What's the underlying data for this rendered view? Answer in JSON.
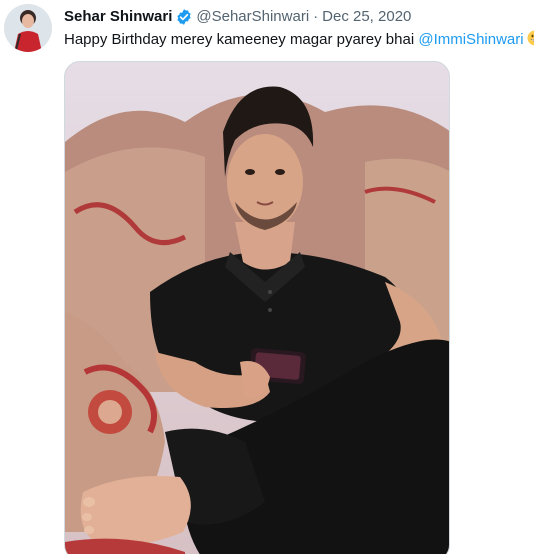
{
  "tweet": {
    "author_name": "Sehar Shinwari",
    "handle": "@SeharShinwari",
    "separator": "·",
    "date": "Dec 25, 2020",
    "text": "Happy Birthday merey kameeney magar pyarey bhai ",
    "mention": "@ImmiShinwari",
    "emoji_icon": "grinning-face-icon",
    "verified_icon": "verified-badge-icon"
  },
  "colors": {
    "text": "#0f1419",
    "secondary": "#536471",
    "link": "#1d9bf0",
    "verified": "#1d9bf0",
    "media_border": "#cfd9de"
  }
}
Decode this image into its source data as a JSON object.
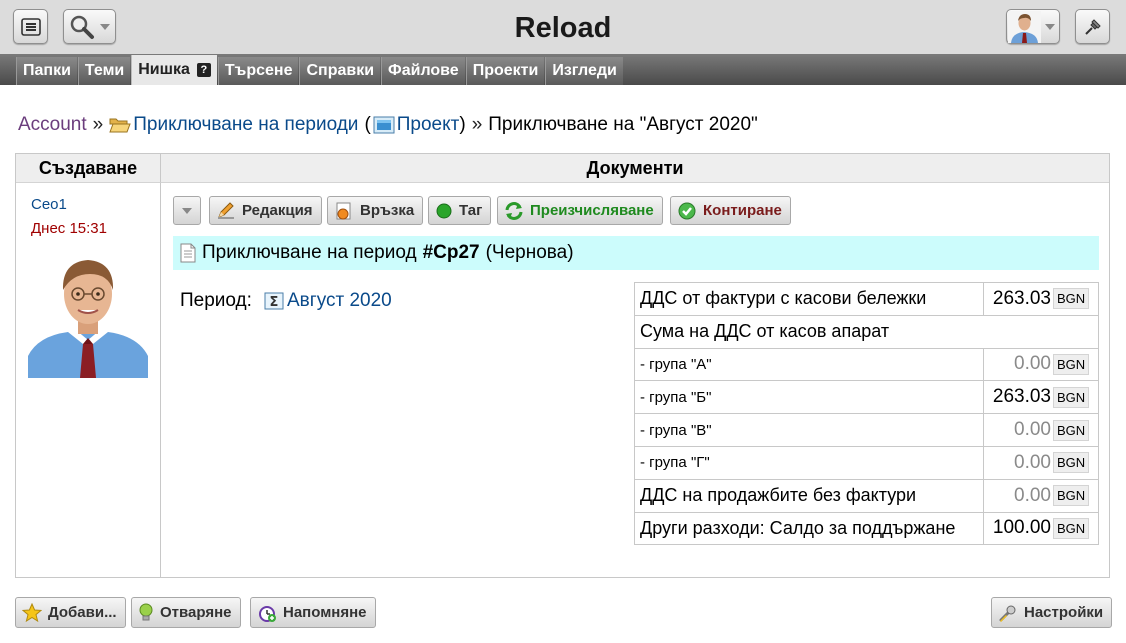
{
  "header": {
    "title": "Reload"
  },
  "tabs": [
    {
      "label": "Папки"
    },
    {
      "label": "Теми"
    },
    {
      "label": "Нишка",
      "active": true,
      "help": "?"
    },
    {
      "label": "Търсене"
    },
    {
      "label": "Справки"
    },
    {
      "label": "Файлове"
    },
    {
      "label": "Проекти"
    },
    {
      "label": "Изгледи"
    }
  ],
  "breadcrumb": {
    "account": "Account",
    "sep": "»",
    "folder": "Приключване на периоди",
    "paren_open": "(",
    "project": "Проект",
    "paren_close": ")",
    "sep2": "»",
    "current": "Приключване на \"Август 2020\""
  },
  "columns": {
    "left": "Създаване",
    "right": "Документи"
  },
  "creator": {
    "name": "Ceo1",
    "date": "Днес 15:31"
  },
  "toolbar": {
    "edit": "Редакция",
    "link": "Връзка",
    "tag": "Таг",
    "recalc": "Преизчисляване",
    "post": "Контиране"
  },
  "document": {
    "title_prefix": "Приключване на период",
    "handle": "#Cp27",
    "status": "(Чернова)"
  },
  "period": {
    "label": "Период:",
    "value": "Август 2020"
  },
  "grid": {
    "rows": [
      {
        "label": "ДДС от фактури с касови бележки",
        "value": "263.03",
        "currency": "BGN"
      },
      {
        "label": "Сума на ДДС от касов апарат"
      },
      {
        "label": "- група \"А\"",
        "value": "0.00",
        "currency": "BGN",
        "zero": true
      },
      {
        "label": "- група \"Б\"",
        "value": "263.03",
        "currency": "BGN"
      },
      {
        "label": "- група \"В\"",
        "value": "0.00",
        "currency": "BGN",
        "zero": true
      },
      {
        "label": "- група \"Г\"",
        "value": "0.00",
        "currency": "BGN",
        "zero": true
      },
      {
        "label": "ДДС на продажбите без фактури",
        "value": "0.00",
        "currency": "BGN",
        "zero": true
      },
      {
        "label": "Други разходи: Салдо за поддържане",
        "value": "100.00",
        "currency": "BGN"
      }
    ]
  },
  "bottom": {
    "add": "Добави...",
    "open": "Отваряне",
    "remind": "Напомняне",
    "settings": "Настройки"
  },
  "colors": {
    "link": "#0a4a8a",
    "account": "#6b3d7d",
    "date": "#a00000",
    "doc_bg": "#ccfcfc",
    "recalc": "#1f8a1f",
    "post": "#7a1c1c"
  }
}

■ **AIM OF THE TASK**
Please write out all the data again word for word, but not the pictures.

■ **ANSWER TO THE PROBLEM**
What's the underlying data for this rendered view? Answer in JSON.
{
  "tweet": {
    "author_name": "Sehar Shinwari",
    "handle": "@SeharShinwari",
    "separator": "·",
    "date": "Dec 25, 2020",
    "text": "Happy Birthday merey kameeney magar pyarey bhai ",
    "mention": "@ImmiShinwari",
    "emoji_icon": "grinning-face-icon",
    "verified_icon": "verified-badge-icon"
  },
  "colors": {
    "text": "#0f1419",
    "secondary": "#536471",
    "link": "#1d9bf0",
    "verified": "#1d9bf0",
    "media_border": "#cfd9de"
  }
}
Decode this image into its source data as a JSON object.
{
  "header": {
    "title": "Reload"
  },
  "tabs": [
    {
      "label": "Папки"
    },
    {
      "label": "Теми"
    },
    {
      "label": "Нишка",
      "active": true,
      "help": "?"
    },
    {
      "label": "Търсене"
    },
    {
      "label": "Справки"
    },
    {
      "label": "Файлове"
    },
    {
      "label": "Проекти"
    },
    {
      "label": "Изгледи"
    }
  ],
  "breadcrumb": {
    "account": "Account",
    "sep": "»",
    "folder": "Приключване на периоди",
    "paren_open": "(",
    "project": "Проект",
    "paren_close": ")",
    "sep2": "»",
    "current": "Приключване на \"Август 2020\""
  },
  "columns": {
    "left": "Създаване",
    "right": "Документи"
  },
  "creator": {
    "name": "Ceo1",
    "date": "Днес 15:31"
  },
  "toolbar": {
    "edit": "Редакция",
    "link": "Връзка",
    "tag": "Таг",
    "recalc": "Преизчисляване",
    "post": "Контиране"
  },
  "document": {
    "title_prefix": "Приключване на период",
    "handle": "#Cp27",
    "status": "(Чернова)"
  },
  "period": {
    "label": "Период:",
    "value": "Август 2020"
  },
  "grid": {
    "rows": [
      {
        "label": "ДДС от фактури с касови бележки",
        "value": "263.03",
        "currency": "BGN"
      },
      {
        "label": "Сума на ДДС от касов апарат"
      },
      {
        "label": "- група \"А\"",
        "value": "0.00",
        "currency": "BGN",
        "zero": true
      },
      {
        "label": "- група \"Б\"",
        "value": "263.03",
        "currency": "BGN"
      },
      {
        "label": "- група \"В\"",
        "value": "0.00",
        "currency": "BGN",
        "zero": true
      },
      {
        "label": "- група \"Г\"",
        "value": "0.00",
        "currency": "BGN",
        "zero": true
      },
      {
        "label": "ДДС на продажбите без фактури",
        "value": "0.00",
        "currency": "BGN",
        "zero": true
      },
      {
        "label": "Други разходи: Салдо за поддържане",
        "value": "100.00",
        "currency": "BGN"
      }
    ]
  },
  "bottom": {
    "add": "Добави...",
    "open": "Отваряне",
    "remind": "Напомняне",
    "settings": "Настройки"
  },
  "colors": {
    "link": "#0a4a8a",
    "account": "#6b3d7d",
    "date": "#a00000",
    "doc_bg": "#ccfcfc",
    "recalc": "#1f8a1f",
    "post": "#7a1c1c"
  }
}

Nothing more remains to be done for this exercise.